Jason Belmonte's delivery is like any other professional bowler's, to a point.
The 25-year-old Australian grabs a ball from the return, takes a few steps back from the line, then moves smoothly toward the tenpin lane as if to bowl like a right-hander.
From here, it all becomes strikingly different. Belmonte, maintaining a delivery and grip that he's used since he first bowled at his parents' alley when he was 18 months old, whips the ball down the lane with two hands.
"I pick the ball up, and I start as if I am going to bowl one-handed," Belmonte said recently in a telephone interview from Nice, France, where he lived for much of last year with his wife, Kimberly.
"You would not have a clue until I let the ball go, because it's the same kind of routine. But it just so happens that my left hand stays on the ball until the last millisecond before I let go." And that's what is getting attention.

- **Requirement 1**:
According to the passage about bowling, from what city was Belmonte speaking during his telephone interview?

- **Dataset records**:
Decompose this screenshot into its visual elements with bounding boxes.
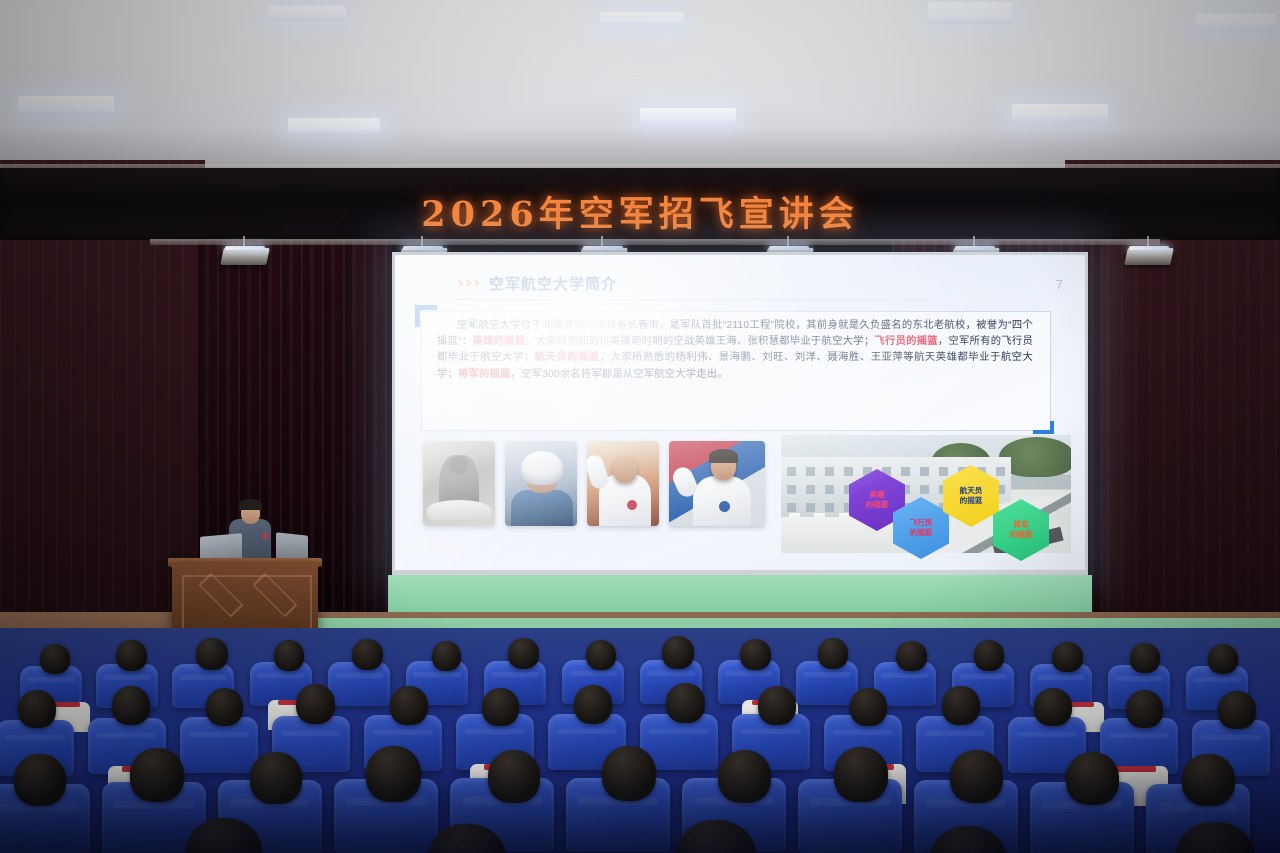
hex-badge-astronaut-cradle: 航天员 的摇篮	[943, 465, 999, 527]
flight-suit	[511, 490, 573, 526]
uniform-insignia	[262, 533, 268, 539]
body-seg-highlight: 英雄的摇篮	[472, 336, 525, 347]
hex-line-1: 飞行员	[910, 518, 933, 528]
event-banner-title: 2026年空军招飞宣讲会	[0, 186, 1280, 237]
audience-head	[432, 641, 461, 671]
audience-head	[834, 747, 888, 802]
spotlight-lens	[769, 246, 809, 250]
ceiling-light-panel	[18, 96, 114, 116]
audience-head	[758, 686, 796, 725]
presenter-hair	[239, 499, 262, 510]
flight-helmet-icon	[521, 451, 563, 485]
audience-head	[1126, 690, 1163, 728]
photo-female-astronaut	[669, 441, 765, 526]
hex-line-1: 英雄	[869, 490, 884, 500]
audience-head	[488, 750, 540, 803]
spotlight-lens	[583, 246, 623, 250]
audience-seating-area	[0, 628, 1280, 853]
ceiling-light-panel	[640, 108, 736, 126]
spotlight-body	[220, 248, 270, 265]
audience-head	[818, 638, 848, 669]
audience-head	[366, 746, 421, 802]
audience-head	[574, 685, 612, 724]
slide-header: ››› 空军航空大学简介	[457, 273, 617, 294]
photo-foreground	[427, 500, 491, 520]
photo-astronaut	[587, 441, 659, 526]
audience-head	[296, 684, 335, 724]
uniform-collar	[1112, 766, 1156, 772]
slide-photo-strip	[423, 441, 765, 526]
audience-head	[662, 636, 694, 669]
textbox-corner-bottom-right	[1033, 421, 1054, 434]
astronaut-face	[613, 457, 637, 483]
audience-head	[1066, 752, 1119, 805]
hex-line-2: 的摇篮	[866, 500, 889, 510]
audience-head	[1182, 754, 1235, 806]
audience-head	[896, 641, 927, 671]
audience-head	[718, 750, 771, 803]
audience-head	[942, 686, 980, 725]
audience-head	[206, 688, 243, 726]
slide-title-underline	[455, 299, 975, 300]
audience-head	[40, 644, 70, 674]
audience-head	[602, 746, 656, 801]
audience-head	[390, 686, 428, 725]
hex-line-1: 航天员	[960, 486, 983, 496]
body-seg-highlight: 航天员的摇篮	[534, 352, 599, 363]
audience-head	[1208, 644, 1238, 674]
ceiling-light-panel	[1012, 104, 1108, 124]
hexagon-badge-group: 英雄 的摇篮 飞行员 的摇篮 航天员 的摇篮 将军 的摇篮	[843, 465, 1073, 561]
audience-head	[116, 640, 147, 671]
ceiling-light-panel	[928, 2, 1012, 24]
audience-head	[274, 640, 304, 671]
audience-head	[1034, 688, 1072, 726]
audience-head	[1052, 642, 1083, 672]
audience-head	[196, 638, 228, 670]
hex-line-2: 的摇篮	[1010, 530, 1033, 540]
suit-patch	[719, 501, 730, 512]
audience-head	[740, 639, 771, 670]
chevron-right-icon: ›››	[457, 275, 480, 292]
audience-head	[850, 688, 887, 726]
slide-title: 空军航空大学简介	[489, 273, 617, 294]
body-seg-highlight: 将军的摇篮	[458, 369, 510, 380]
screenshot-root: 2026年空军招飞宣讲会 ›››	[0, 0, 1280, 853]
audience-head	[18, 690, 56, 728]
ceiling-shading	[0, 0, 1280, 182]
audience-head	[352, 639, 383, 670]
ceiling-light-panel	[288, 118, 380, 136]
spotlight-lens	[225, 246, 265, 250]
spotlight-lens	[955, 246, 995, 250]
hex-line-2: 的摇篮	[960, 496, 983, 506]
ceiling-light-panel	[1196, 14, 1276, 30]
ceiling-light-panel	[268, 6, 346, 21]
audience-head	[508, 638, 539, 669]
audience-head	[112, 686, 150, 725]
ceiling-light-panel	[600, 12, 684, 27]
suit-patch	[627, 500, 637, 510]
audience-head	[482, 688, 519, 726]
slide-body-text: 空军航空大学位于北国春城的吉林省长春市，是军队首批“2110工程”院校，其前身就…	[437, 318, 1033, 383]
hex-badge-general-cradle: 将军 的摇篮	[993, 499, 1049, 561]
ceiling	[0, 0, 1280, 182]
audience-head	[950, 750, 1003, 803]
body-seg: ，空军300余名将军都是从空军航空大学走出。	[510, 369, 727, 380]
photo-historic-pilot	[423, 441, 495, 526]
audience-head	[1218, 691, 1256, 729]
projection-screen-frame: ››› 空军航空大学简介 7 空军航空大学位于北国春城的吉林省长春市，是军队首批…	[392, 252, 1088, 577]
spotlight-lens	[1129, 246, 1169, 250]
audience-head	[250, 752, 302, 804]
audience-head	[14, 754, 66, 806]
lighting-truss	[150, 239, 1160, 245]
audience-head	[974, 640, 1004, 671]
photo-fighter-pilot	[505, 441, 577, 526]
hex-line-2: 的摇篮	[910, 528, 933, 538]
audience-head	[1130, 643, 1160, 673]
audience-head	[666, 683, 705, 723]
spotlight-body	[1124, 248, 1174, 265]
projected-slide: ››› 空军航空大学简介 7 空军航空大学位于北国春城的吉林省长春市，是军队首批…	[395, 255, 1085, 570]
body-seg: ，大家所熟知的抗美援朝时期的空战英雄王海、张积慧都毕业于航空大学；	[525, 336, 874, 347]
audience-head	[586, 640, 616, 670]
body-seg-highlight: 飞行员的摇篮	[874, 336, 938, 347]
slide-page-number: 7	[1056, 277, 1063, 292]
hex-line-1: 将军	[1013, 520, 1028, 530]
audience-head	[130, 748, 184, 802]
spotlight-lens	[403, 246, 443, 250]
astronaut-hair	[709, 449, 738, 463]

- **Requirement 2**:
In the entries, rewrite everything from the line containing "465, 999, 527]" down to the line containing "641, 461, 671]", swapping "flight-suit" for "pilot-uniform" and leaving the rest untouched. Give only those lines.

- **Complete answer 1**:
Nice, France.

- **Complete answer 2**:
hex-badge-astronaut-cradle: 航天员 的摇篮	[943, 465, 999, 527]
pilot-uniform	[511, 490, 573, 526]
uniform-insignia	[262, 533, 268, 539]
body-seg-highlight: 英雄的摇篮	[472, 336, 525, 347]
hex-line-1: 飞行员	[910, 518, 933, 528]
event-banner-title: 2026年空军招飞宣讲会	[0, 186, 1280, 237]
audience-head	[432, 641, 461, 671]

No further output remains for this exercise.